● GIVEN PROBLEM
Extract all lines that hold the string "ALLEN".

** START EXTRACTED DATA **

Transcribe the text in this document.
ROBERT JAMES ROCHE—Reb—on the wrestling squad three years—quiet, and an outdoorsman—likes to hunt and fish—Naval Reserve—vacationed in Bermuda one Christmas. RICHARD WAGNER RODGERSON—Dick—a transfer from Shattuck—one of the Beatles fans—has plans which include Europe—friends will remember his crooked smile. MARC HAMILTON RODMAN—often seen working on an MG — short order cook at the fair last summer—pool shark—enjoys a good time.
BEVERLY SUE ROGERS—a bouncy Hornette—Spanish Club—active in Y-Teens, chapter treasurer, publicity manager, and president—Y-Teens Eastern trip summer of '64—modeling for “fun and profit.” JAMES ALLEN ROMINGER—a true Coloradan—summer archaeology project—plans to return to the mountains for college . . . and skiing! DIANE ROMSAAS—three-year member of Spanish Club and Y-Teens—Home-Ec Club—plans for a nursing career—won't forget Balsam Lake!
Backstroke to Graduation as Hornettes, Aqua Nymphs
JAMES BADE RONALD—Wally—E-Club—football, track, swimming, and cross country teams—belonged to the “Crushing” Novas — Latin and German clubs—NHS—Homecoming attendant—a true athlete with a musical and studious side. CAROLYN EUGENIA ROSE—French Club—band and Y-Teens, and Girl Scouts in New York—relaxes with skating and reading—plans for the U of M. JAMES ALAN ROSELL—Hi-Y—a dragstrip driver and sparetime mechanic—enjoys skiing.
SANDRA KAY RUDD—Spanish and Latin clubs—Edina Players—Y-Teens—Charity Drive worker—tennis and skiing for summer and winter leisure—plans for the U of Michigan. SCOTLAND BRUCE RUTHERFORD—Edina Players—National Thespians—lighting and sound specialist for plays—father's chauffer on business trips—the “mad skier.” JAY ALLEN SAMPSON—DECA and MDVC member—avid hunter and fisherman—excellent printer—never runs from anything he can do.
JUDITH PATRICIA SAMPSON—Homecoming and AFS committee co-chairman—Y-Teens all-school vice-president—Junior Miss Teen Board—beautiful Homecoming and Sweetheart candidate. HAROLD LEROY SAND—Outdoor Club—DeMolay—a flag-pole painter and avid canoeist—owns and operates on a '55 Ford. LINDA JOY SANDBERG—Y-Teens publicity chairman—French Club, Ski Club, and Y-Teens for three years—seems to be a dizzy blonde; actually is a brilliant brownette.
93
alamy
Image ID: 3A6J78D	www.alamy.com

** END EXTRACTED DATA **

● SOLVED EXERCISE
BEVERLY SUE ROGERS—a bouncy Hornette—Spanish Club—active in Y-Teens, chapter treasurer, publicity manager, and president—Y-Teens Eastern trip summer of '64—modeling for “fun and profit.” JAMES ALLEN ROMINGER—a true Coloradan—summer archaeology project—plans to return to the mountains for college . . . and skiing! DIANE ROMSAAS—three-year member of Spanish Club and Y-Teens—Home-Ec Club—plans for a nursing career—won't forget Balsam Lake!
SANDRA KAY RUDD—Spanish and Latin clubs—Edina Players—Y-Teens—Charity Drive worker—tennis and skiing for summer and winter leisure—plans for the U of Michigan. SCOTLAND BRUCE RUTHERFORD—Edina Players—National Thespians—lighting and sound specialist for plays—father's chauffer on business trips—the “mad skier.” JAY ALLEN SAMPSON—DECA and MDVC member—avid hunter and fisherman—excellent printer—never runs from anything he can do.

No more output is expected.